In the records below, tally every line containing "chef". Report only the total.

------------------------------------------------------------------------

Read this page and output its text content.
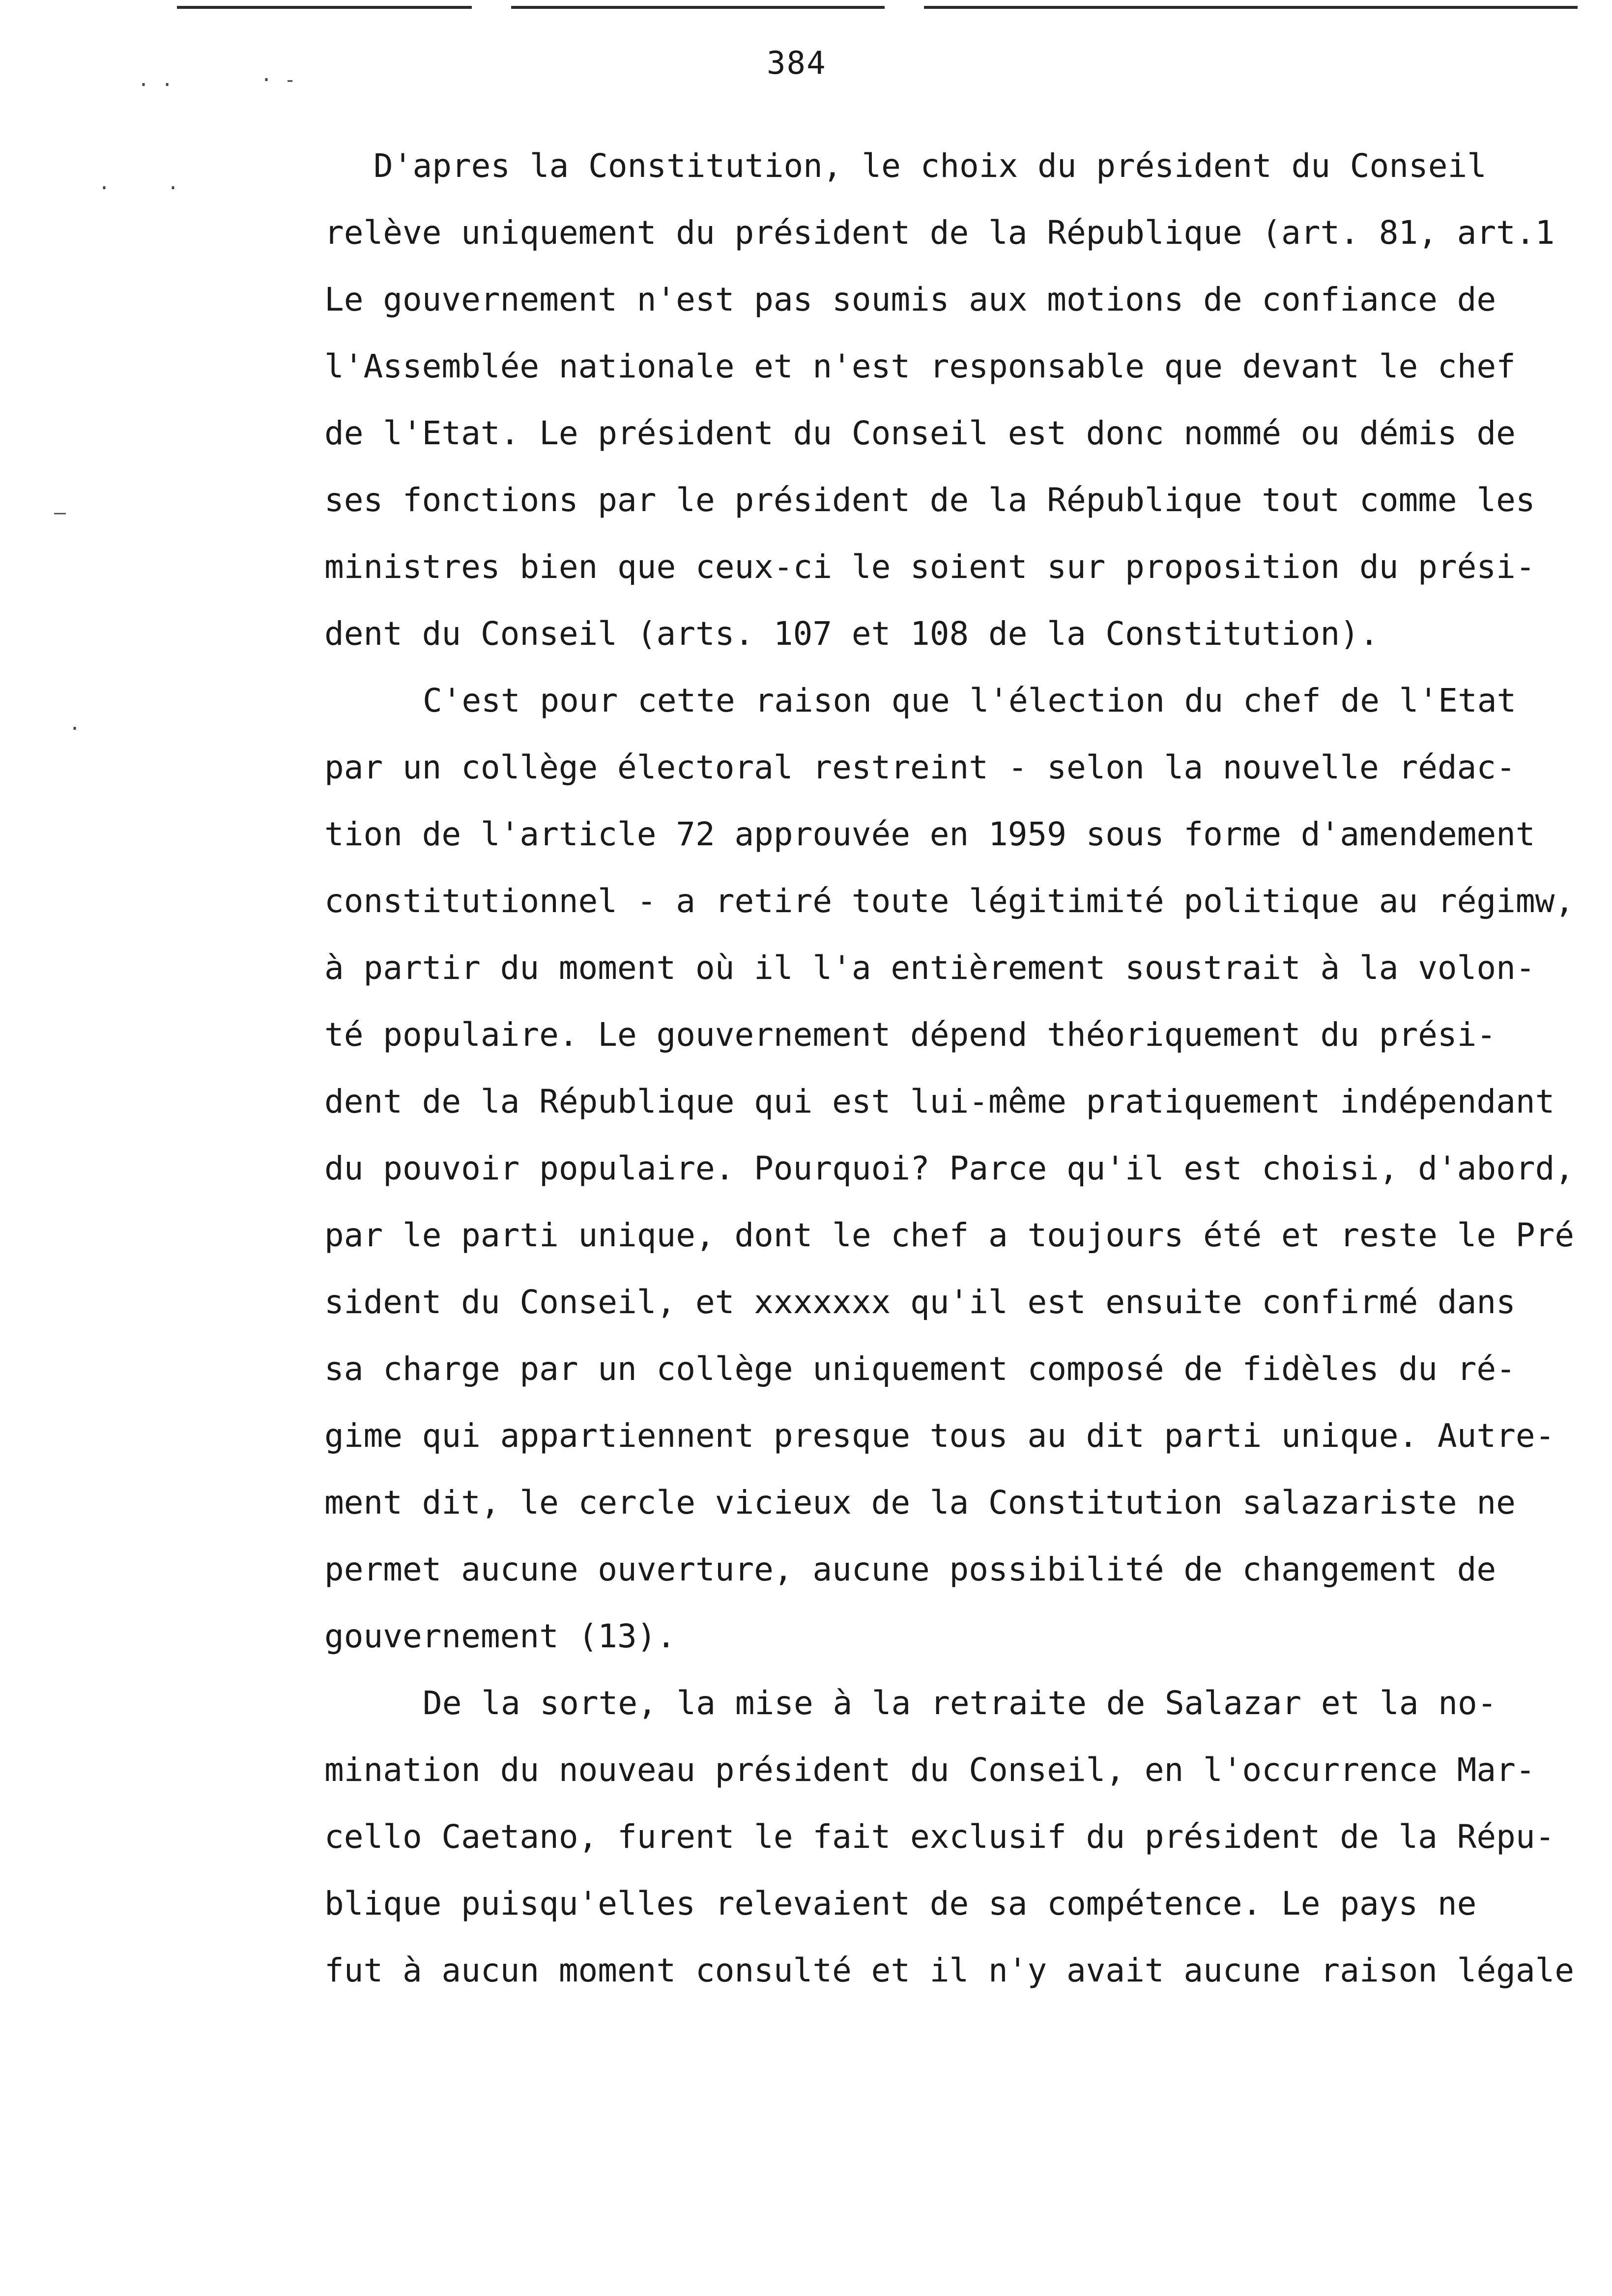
384
· ·	· -
·	·
—
·
D'apres la Constitution, le choix du président du Conseil
relève uniquement du président de la République (art. 81, art.1
Le gouvernement n'est pas soumis aux motions de confiance de
l'Assemblée nationale et n'est responsable que devant le chef
de l'Etat. Le président du Conseil est donc nommé ou démis de
ses fonctions par le président de la République tout comme les
ministres bien que ceux-ci le soient sur proposition du prési-
dent du Conseil (arts. 107 et 108 de la Constitution).
C'est pour cette raison que l'élection du chef de l'Etat
par un collège électoral restreint - selon la nouvelle rédac-
tion de l'article 72 approuvée en 1959 sous forme d'amendement
constitutionnel - a retiré toute légitimité politique au régimw,
à partir du moment où il l'a entièrement soustrait à la volon-
té populaire. Le gouvernement dépend théoriquement du prési-
dent de la République qui est lui-même pratiquement indépendant
du pouvoir populaire. Pourquoi? Parce qu'il est choisi, d'abord,
par le parti unique, dont le chef a toujours été et reste le Pré
sident du Conseil, et xxxxxxx qu'il est ensuite confirmé dans
sa charge par un collège uniquement composé de fidèles du ré-
gime qui appartiennent presque tous au dit parti unique. Autre-
ment dit, le cercle vicieux de la Constitution salazariste ne
permet aucune ouverture, aucune possibilité de changement de
gouvernement (13).
De la sorte, la mise à la retraite de Salazar et la no-
mination du nouveau président du Conseil, en l'occurrence Mar-
cello Caetano, furent le fait exclusif du président de la Répu-
blique puisqu'elles relevaient de sa compétence. Le pays ne
fut à aucun moment consulté et il n'y avait aucune raison légale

------------------------------------------------------------------------

__RESULT BELOW__
3